## [What is required]
Your job is to retype all of the data word for word, leaving every image out.

## [Task inputs]
+++++

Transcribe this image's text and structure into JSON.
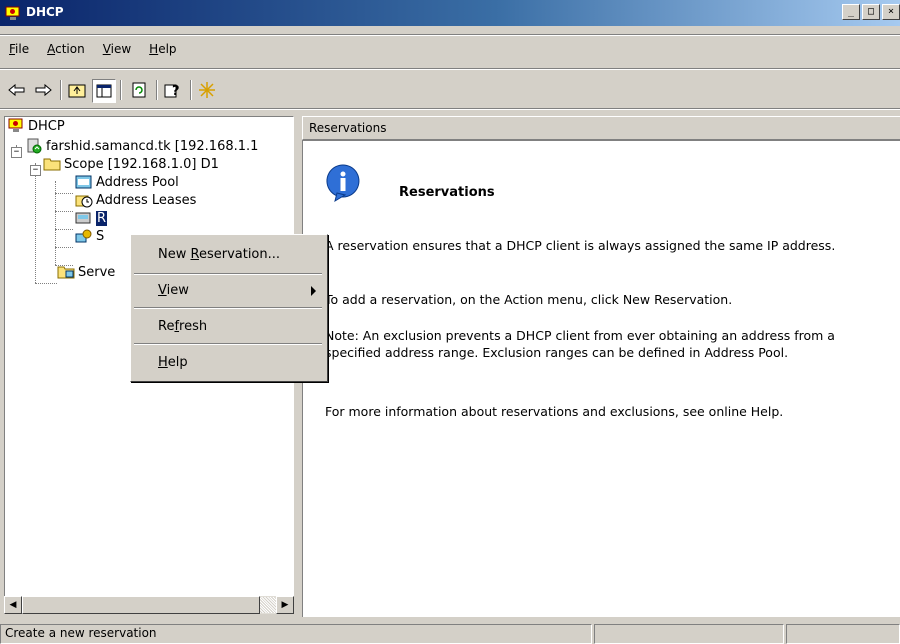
{
  "window": {
    "title": "DHCP",
    "min": "_",
    "max": "□",
    "close": "×"
  },
  "menu": [
    {
      "label": "File",
      "mnemonic": "F",
      "rest": "ile"
    },
    {
      "label": "Action",
      "mnemonic": "A",
      "rest": "ction"
    },
    {
      "label": "View",
      "mnemonic": "V",
      "rest": "iew"
    },
    {
      "label": "Help",
      "mnemonic": "H",
      "rest": "elp"
    }
  ],
  "toolbar": {
    "buttons": [
      "back-icon",
      "forward-icon",
      "up-icon",
      "show-hide-tree-icon",
      "refresh-icon",
      "help-icon",
      "new-star-icon"
    ]
  },
  "tree": {
    "root": "DHCP",
    "server": "farshid.samancd.tk [192.168.1.1",
    "scope": "Scope [192.168.1.0] D1",
    "address_pool": "Address Pool",
    "address_leases": "Address Leases",
    "reservations": "R",
    "scope_options": "S",
    "server_options": "Serve"
  },
  "right": {
    "header": "Reservations",
    "title": "Reservations",
    "p1": "A reservation ensures that a DHCP client is always assigned the same IP address.",
    "p2": "To add a reservation, on the Action menu, click New Reservation.",
    "p3": "Note: An exclusion prevents a DHCP client from ever obtaining an address from a specified address range.  Exclusion ranges can be defined in Address Pool.",
    "p4": "For more information about reservations and exclusions, see online Help."
  },
  "context_menu": {
    "new_reservation_pre": "New ",
    "new_reservation_mn": "R",
    "new_reservation_post": "eservation...",
    "view_mn": "V",
    "view_post": "iew",
    "refresh_pre": "Re",
    "refresh_mn": "f",
    "refresh_post": "resh",
    "help_mn": "H",
    "help_post": "elp"
  },
  "status": {
    "text": "Create a new reservation"
  }
}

+++++

## [Answer for this exercise]
Transcribe this image's text and structure into JSON.
{
  "window": {
    "title": "DHCP",
    "min": "_",
    "max": "□",
    "close": "×"
  },
  "menu": [
    {
      "label": "File",
      "mnemonic": "F",
      "rest": "ile"
    },
    {
      "label": "Action",
      "mnemonic": "A",
      "rest": "ction"
    },
    {
      "label": "View",
      "mnemonic": "V",
      "rest": "iew"
    },
    {
      "label": "Help",
      "mnemonic": "H",
      "rest": "elp"
    }
  ],
  "toolbar": {
    "buttons": [
      "back-icon",
      "forward-icon",
      "up-icon",
      "show-hide-tree-icon",
      "refresh-icon",
      "help-icon",
      "new-star-icon"
    ]
  },
  "tree": {
    "root": "DHCP",
    "server": "farshid.samancd.tk [192.168.1.1",
    "scope": "Scope [192.168.1.0] D1",
    "address_pool": "Address Pool",
    "address_leases": "Address Leases",
    "reservations": "R",
    "scope_options": "S",
    "server_options": "Serve"
  },
  "right": {
    "header": "Reservations",
    "title": "Reservations",
    "p1": "A reservation ensures that a DHCP client is always assigned the same IP address.",
    "p2": "To add a reservation, on the Action menu, click New Reservation.",
    "p3": "Note: An exclusion prevents a DHCP client from ever obtaining an address from a specified address range.  Exclusion ranges can be defined in Address Pool.",
    "p4": "For more information about reservations and exclusions, see online Help."
  },
  "context_menu": {
    "new_reservation_pre": "New ",
    "new_reservation_mn": "R",
    "new_reservation_post": "eservation...",
    "view_mn": "V",
    "view_post": "iew",
    "refresh_pre": "Re",
    "refresh_mn": "f",
    "refresh_post": "resh",
    "help_mn": "H",
    "help_post": "elp"
  },
  "status": {
    "text": "Create a new reservation"
  }
}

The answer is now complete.